* What is asked *
Check each line of the data for "Read" and select those that have it.
##### Material #####
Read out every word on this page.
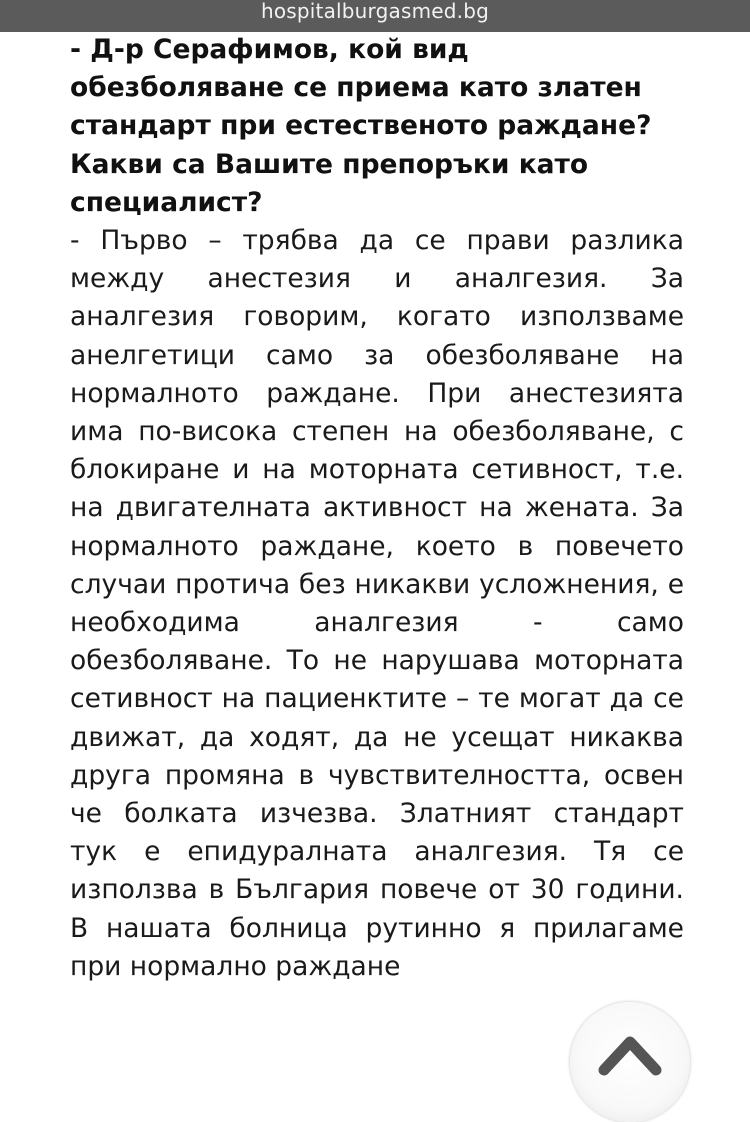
hospitalburgasmed.bg

- Д-р Серафимов, кой вид обезболяване се приема като златен стандарт при естественото раждане? Какви са Вашите препоръки като специалист?

- Първо – трябва да се прави разлика между анестезия и аналгезия. За аналгезия говорим, когато използваме анелгетици само за обезболяване на нормалното раждане. При анестезията има по-висока степен на обезболяване, с блокиране и на моторната сетивност, т.е. на двигателната активност на жената. За нормалното раждане, което в повечето случаи протича без никакви усложнения, е необходима аналгезия - само обезболяване. То не нарушава моторната сетивност на пациенктите – те могат да се движат, да ходят, да не усещат никаква друга промяна в чувствителността, освен че болката изчезва. Златният стандарт тук е епидуралната аналгезия. Тя се използва в България повече от 30 години. В нашата болница рутинно я прилагаме при нормално раждане
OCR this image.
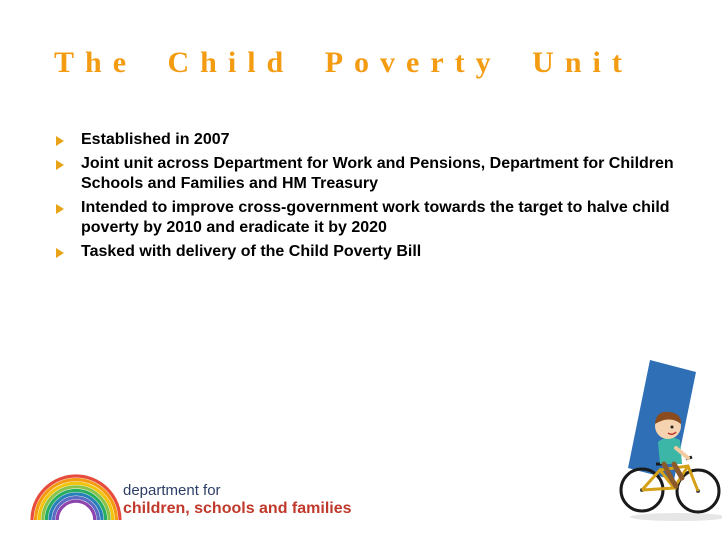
The Child Poverty Unit
Established in 2007
Joint unit across Department for Work and Pensions, Department for Children Schools and Families and HM Treasury
Intended to improve cross-government work towards the target to halve child poverty by 2010 and eradicate it by 2020
Tasked with delivery of the Child Poverty Bill
department for
children, schools and families
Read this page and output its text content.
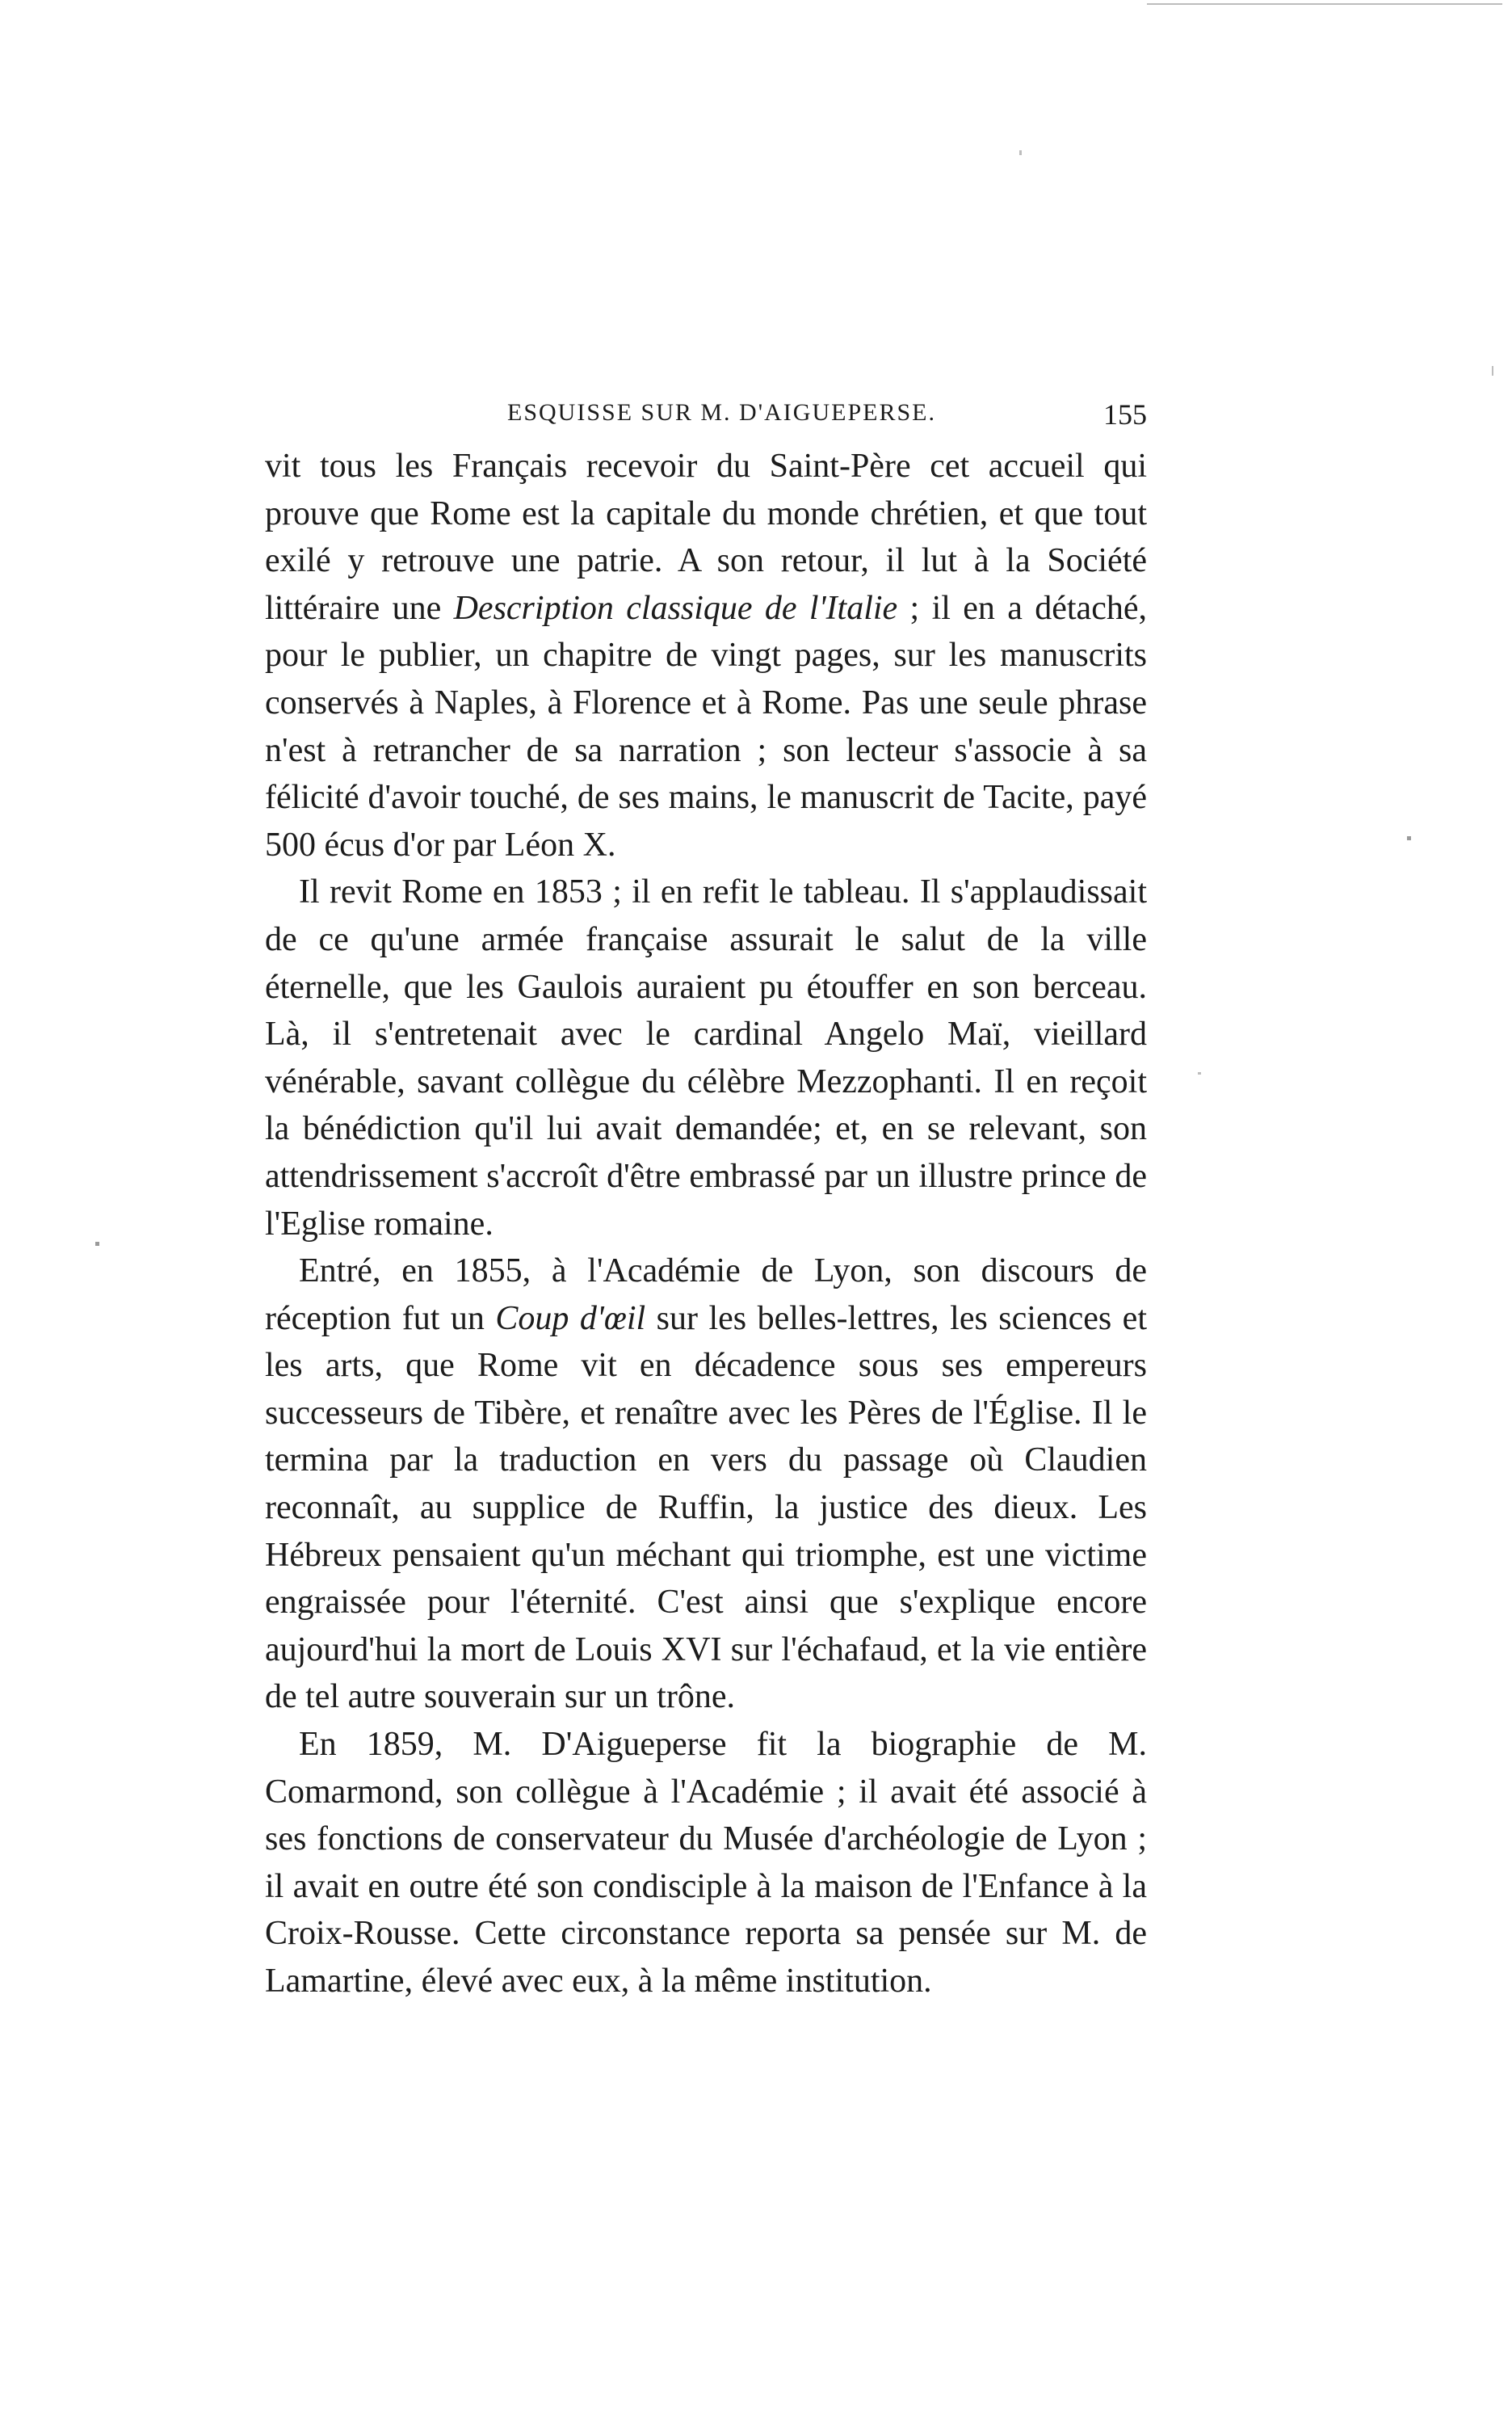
ESQUISSE SUR M. D'AIGUEPERSE.	155

vit tous les Français recevoir du Saint-Père cet accueil qui prouve que Rome est la capitale du monde chrétien, et que tout exilé y retrouve une patrie. A son retour, il lut à la Société littéraire une Description classique de l'Italie ; il en a détaché, pour le publier, un chapitre de vingt pages, sur les manuscrits conservés à Naples, à Florence et à Rome. Pas une seule phrase n'est à retrancher de sa narration ; son lecteur s'associe à sa félicité d'avoir touché, de ses mains, le manuscrit de Tacite, payé 500 écus d'or par Léon X.

Il revit Rome en 1853 ; il en refit le tableau. Il s'applaudissait de ce qu'une armée française assurait le salut de la ville éternelle, que les Gaulois auraient pu étouffer en son berceau. Là, il s'entretenait avec le cardinal Angelo Maï, vieillard vénérable, savant collègue du célèbre Mezzophanti. Il en reçoit la bénédiction qu'il lui avait demandée; et, en se relevant, son attendrissement s'accroît d'être embrassé par un illustre prince de l'Eglise romaine.

Entré, en 1855, à l'Académie de Lyon, son discours de réception fut un Coup d'œil sur les belles-lettres, les sciences et les arts, que Rome vit en décadence sous ses empereurs successeurs de Tibère, et renaître avec les Pères de l'Église. Il le termina par la traduction en vers du passage où Claudien reconnaît, au supplice de Ruffin, la justice des dieux. Les Hébreux pensaient qu'un méchant qui triomphe, est une victime engraissée pour l'éternité. C'est ainsi que s'explique encore aujourd'hui la mort de Louis XVI sur l'échafaud, et la vie entière de tel autre souverain sur un trône.

En 1859, M. D'Aigueperse fit la biographie de M. Comarmond, son collègue à l'Académie ; il avait été associé à ses fonctions de conservateur du Musée d'archéologie de Lyon ; il avait en outre été son condisciple à la maison de l'Enfance à la Croix-Rousse. Cette circonstance reporta sa pensée sur M. de Lamartine, élevé avec eux, à la même institution.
#####
* Answer *
Read out every word on this page.
Read this page and output its text content.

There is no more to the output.